▶ **Work to be completed**: Render the records from the first line through the line containing "unit-count: 7: [461, 441, 544, 500]" as a JSON list of strings, one string per line, with blank lines left out.

▶ **Data provided**:
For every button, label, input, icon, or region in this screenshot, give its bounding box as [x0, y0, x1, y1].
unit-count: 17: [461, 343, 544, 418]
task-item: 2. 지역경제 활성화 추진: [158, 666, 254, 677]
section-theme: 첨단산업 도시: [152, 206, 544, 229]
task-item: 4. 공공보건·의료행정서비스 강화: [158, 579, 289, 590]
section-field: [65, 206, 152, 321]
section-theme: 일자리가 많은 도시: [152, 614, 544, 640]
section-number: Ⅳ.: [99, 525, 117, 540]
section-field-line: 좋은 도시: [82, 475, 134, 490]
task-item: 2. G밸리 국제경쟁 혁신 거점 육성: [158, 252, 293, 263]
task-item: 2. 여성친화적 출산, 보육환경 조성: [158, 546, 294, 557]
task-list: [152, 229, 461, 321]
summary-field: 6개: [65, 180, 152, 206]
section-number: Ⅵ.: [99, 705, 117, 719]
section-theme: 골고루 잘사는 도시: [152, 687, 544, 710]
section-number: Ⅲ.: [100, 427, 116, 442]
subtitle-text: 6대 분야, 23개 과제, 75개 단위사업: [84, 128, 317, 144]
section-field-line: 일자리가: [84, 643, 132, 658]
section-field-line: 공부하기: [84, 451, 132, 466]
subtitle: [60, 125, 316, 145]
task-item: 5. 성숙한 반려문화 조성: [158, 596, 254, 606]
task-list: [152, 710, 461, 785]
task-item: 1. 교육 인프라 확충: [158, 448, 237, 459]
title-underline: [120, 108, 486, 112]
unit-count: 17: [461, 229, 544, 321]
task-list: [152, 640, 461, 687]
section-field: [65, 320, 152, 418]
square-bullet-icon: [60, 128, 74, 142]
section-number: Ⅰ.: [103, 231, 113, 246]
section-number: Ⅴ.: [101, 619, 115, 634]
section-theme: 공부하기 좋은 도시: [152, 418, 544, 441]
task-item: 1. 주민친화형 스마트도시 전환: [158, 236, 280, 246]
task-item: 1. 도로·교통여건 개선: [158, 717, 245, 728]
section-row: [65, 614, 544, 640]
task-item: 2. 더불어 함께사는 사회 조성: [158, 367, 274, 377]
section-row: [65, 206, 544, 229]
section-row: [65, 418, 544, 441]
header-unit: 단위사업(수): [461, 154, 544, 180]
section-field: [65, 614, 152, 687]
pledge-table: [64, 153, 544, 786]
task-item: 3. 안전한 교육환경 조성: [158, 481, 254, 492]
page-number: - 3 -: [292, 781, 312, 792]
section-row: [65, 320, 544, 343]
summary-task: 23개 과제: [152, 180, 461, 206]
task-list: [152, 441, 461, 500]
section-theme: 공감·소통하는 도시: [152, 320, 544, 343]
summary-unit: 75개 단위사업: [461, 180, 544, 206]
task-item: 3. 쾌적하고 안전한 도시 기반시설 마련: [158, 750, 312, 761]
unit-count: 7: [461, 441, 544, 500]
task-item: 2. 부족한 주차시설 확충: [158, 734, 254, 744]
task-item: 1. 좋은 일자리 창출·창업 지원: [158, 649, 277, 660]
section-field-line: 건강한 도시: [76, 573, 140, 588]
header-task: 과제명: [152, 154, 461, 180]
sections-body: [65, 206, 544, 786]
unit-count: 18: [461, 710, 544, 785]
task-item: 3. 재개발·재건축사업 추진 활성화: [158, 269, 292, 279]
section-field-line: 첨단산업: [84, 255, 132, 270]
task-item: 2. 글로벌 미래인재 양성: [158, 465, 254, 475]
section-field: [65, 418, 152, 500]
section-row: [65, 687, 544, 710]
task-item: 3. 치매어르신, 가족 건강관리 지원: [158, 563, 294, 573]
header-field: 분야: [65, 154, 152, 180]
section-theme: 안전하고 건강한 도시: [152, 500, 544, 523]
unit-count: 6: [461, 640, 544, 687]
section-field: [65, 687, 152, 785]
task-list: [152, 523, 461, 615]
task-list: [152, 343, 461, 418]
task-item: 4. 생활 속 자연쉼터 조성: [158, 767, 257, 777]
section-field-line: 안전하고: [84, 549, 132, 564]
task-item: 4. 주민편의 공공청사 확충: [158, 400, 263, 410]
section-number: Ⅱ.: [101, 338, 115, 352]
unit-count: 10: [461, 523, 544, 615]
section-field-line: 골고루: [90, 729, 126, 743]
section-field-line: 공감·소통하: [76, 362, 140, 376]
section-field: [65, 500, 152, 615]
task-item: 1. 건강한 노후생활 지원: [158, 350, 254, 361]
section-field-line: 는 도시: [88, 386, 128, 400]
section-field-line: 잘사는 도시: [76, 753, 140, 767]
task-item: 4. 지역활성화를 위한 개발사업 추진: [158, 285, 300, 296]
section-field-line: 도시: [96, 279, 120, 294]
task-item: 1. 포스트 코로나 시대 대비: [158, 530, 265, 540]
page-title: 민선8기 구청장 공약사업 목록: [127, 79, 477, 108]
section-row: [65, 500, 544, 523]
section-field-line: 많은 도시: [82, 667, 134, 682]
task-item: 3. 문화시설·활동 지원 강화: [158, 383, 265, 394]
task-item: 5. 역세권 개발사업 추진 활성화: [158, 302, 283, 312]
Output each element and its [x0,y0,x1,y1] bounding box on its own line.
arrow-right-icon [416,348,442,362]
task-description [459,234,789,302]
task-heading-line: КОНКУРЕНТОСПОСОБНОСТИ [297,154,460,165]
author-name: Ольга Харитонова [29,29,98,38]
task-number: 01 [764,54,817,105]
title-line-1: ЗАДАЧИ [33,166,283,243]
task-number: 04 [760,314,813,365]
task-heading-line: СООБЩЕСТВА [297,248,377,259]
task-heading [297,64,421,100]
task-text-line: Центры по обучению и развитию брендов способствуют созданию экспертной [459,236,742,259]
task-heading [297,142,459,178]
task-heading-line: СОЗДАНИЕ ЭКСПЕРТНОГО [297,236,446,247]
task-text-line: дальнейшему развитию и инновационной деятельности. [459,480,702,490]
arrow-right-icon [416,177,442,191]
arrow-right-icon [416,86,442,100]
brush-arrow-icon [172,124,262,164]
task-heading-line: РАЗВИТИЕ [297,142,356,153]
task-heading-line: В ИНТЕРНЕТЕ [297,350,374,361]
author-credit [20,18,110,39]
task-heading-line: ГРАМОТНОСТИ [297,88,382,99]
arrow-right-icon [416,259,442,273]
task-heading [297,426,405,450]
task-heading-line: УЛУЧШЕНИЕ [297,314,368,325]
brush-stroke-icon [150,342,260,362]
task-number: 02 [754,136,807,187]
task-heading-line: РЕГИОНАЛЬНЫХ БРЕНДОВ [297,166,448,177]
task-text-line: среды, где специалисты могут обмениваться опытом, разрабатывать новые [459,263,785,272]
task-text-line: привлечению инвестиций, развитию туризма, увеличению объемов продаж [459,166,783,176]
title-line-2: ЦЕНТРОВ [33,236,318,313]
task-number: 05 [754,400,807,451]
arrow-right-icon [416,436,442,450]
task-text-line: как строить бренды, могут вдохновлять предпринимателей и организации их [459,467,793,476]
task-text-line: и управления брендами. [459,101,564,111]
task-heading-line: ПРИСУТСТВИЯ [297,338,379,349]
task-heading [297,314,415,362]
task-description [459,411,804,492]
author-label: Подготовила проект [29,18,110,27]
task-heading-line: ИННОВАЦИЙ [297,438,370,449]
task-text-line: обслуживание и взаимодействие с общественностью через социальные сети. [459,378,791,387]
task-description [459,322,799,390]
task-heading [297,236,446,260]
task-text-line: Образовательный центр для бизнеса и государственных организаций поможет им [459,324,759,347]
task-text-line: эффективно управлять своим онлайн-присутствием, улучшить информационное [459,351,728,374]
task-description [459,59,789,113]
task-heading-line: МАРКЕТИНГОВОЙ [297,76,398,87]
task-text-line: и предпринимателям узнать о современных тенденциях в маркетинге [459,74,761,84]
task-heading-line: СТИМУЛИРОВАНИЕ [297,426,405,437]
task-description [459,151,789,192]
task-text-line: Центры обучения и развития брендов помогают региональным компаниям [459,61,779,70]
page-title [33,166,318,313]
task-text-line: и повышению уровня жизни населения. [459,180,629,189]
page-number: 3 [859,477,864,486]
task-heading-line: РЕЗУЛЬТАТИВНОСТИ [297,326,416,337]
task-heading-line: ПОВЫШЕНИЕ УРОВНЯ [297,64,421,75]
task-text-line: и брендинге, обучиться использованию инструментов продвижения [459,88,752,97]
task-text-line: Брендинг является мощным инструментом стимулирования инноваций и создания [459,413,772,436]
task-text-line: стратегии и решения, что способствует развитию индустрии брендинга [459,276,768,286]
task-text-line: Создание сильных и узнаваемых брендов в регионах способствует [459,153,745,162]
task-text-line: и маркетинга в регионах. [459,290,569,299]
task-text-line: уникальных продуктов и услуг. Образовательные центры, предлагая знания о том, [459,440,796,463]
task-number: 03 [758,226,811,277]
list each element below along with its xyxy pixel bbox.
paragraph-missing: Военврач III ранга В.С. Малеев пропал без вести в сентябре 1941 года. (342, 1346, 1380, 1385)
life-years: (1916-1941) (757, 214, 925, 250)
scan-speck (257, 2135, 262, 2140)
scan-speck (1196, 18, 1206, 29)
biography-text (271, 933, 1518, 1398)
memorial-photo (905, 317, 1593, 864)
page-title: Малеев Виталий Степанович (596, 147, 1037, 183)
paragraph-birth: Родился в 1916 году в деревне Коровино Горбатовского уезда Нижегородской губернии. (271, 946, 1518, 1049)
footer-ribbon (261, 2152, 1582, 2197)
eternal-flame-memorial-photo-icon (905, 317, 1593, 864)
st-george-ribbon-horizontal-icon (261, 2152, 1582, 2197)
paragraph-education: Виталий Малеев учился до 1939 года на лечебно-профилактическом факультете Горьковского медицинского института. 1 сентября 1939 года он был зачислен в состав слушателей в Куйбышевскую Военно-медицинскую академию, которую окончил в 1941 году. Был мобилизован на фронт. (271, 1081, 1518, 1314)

▶ **Correct response**:
[
  "For every button, label, input, icon, or region in this screenshot, give its bounding box as [x0, y0, x1, y1].",
  "unit-count: 17: [461, 343, 544, 418]",
  "task-item: 2. 지역경제 활성화 추진: [158, 666, 254, 677]",
  "section-theme: 첨단산업 도시: [152, 206, 544, 229]",
  "task-item: 4. 공공보건·의료행정서비스 강화: [158, 579, 289, 590]",
  "section-field: [65, 206, 152, 321]",
  "section-theme: 일자리가 많은 도시: [152, 614, 544, 640]",
  "section-number: Ⅳ.: [99, 525, 117, 540]",
  "section-field-line: 좋은 도시: [82, 475, 134, 490]",
  "task-item: 2. G밸리 국제경쟁 혁신 거점 육성: [158, 252, 293, 263]",
  "task-item: 2. 여성친화적 출산, 보육환경 조성: [158, 546, 294, 557]",
  "task-list: [152, 229, 461, 321]",
  "summary-field: 6개: [65, 180, 152, 206]",
  "section-number: Ⅵ.: [99, 705, 117, 719]",
  "section-theme: 골고루 잘사는 도시: [152, 687, 544, 710]",
  "section-number: Ⅲ.: [100, 427, 116, 442]",
  "subtitle-text: 6대 분야, 23개 과제, 75개 단위사업: [84, 128, 317, 144]",
  "section-field-line: 일자리가: [84, 643, 132, 658]",
  "section-field-line: 공부하기: [84, 451, 132, 466]",
  "subtitle: [60, 125, 316, 145]",
  "task-item: 5. 성숙한 반려문화 조성: [158, 596, 254, 606]",
  "task-list: [152, 710, 461, 785]",
  "task-item: 1. 교육 인프라 확충: [158, 448, 237, 459]",
  "title-underline: [120, 108, 486, 112]",
  "unit-count: 17: [461, 229, 544, 321]",
  "task-list: [152, 640, 461, 687]",
  "section-field: [65, 320, 152, 418]",
  "square-bullet-icon: [60, 128, 74, 142]",
  "section-number: Ⅰ.: [103, 231, 113, 246]",
  "section-number: Ⅴ.: [101, 619, 115, 634]",
  "section-theme: 공부하기 좋은 도시: [152, 418, 544, 441]",
  "task-item: 1. 주민친화형 스마트도시 전환: [158, 236, 280, 246]",
  "task-item: 1. 도로·교통여건 개선: [158, 717, 245, 728]",
  "section-row: [65, 614, 544, 640]",
  "task-item: 2. 더불어 함께사는 사회 조성: [158, 367, 274, 377]",
  "section-row: [65, 206, 544, 229]",
  "section-row: [65, 418, 544, 441]",
  "header-unit: 단위사업(수): [461, 154, 544, 180]",
  "section-field: [65, 614, 152, 687]",
  "pledge-table: [64, 153, 544, 786]",
  "task-item: 3. 안전한 교육환경 조성: [158, 481, 254, 492]",
  "page-number: - 3 -: [292, 781, 312, 792]",
  "section-row: [65, 320, 544, 343]",
  "summary-task: 23개 과제: [152, 180, 461, 206]",
  "task-list: [152, 441, 461, 500]",
  "section-theme: 공감·소통하는 도시: [152, 320, 544, 343]",
  "summary-unit: 75개 단위사업: [461, 180, 544, 206]",
  "task-item: 3. 쾌적하고 안전한 도시 기반시설 마련: [158, 750, 312, 761]",
  "unit-count: 7: [461, 441, 544, 500]"
]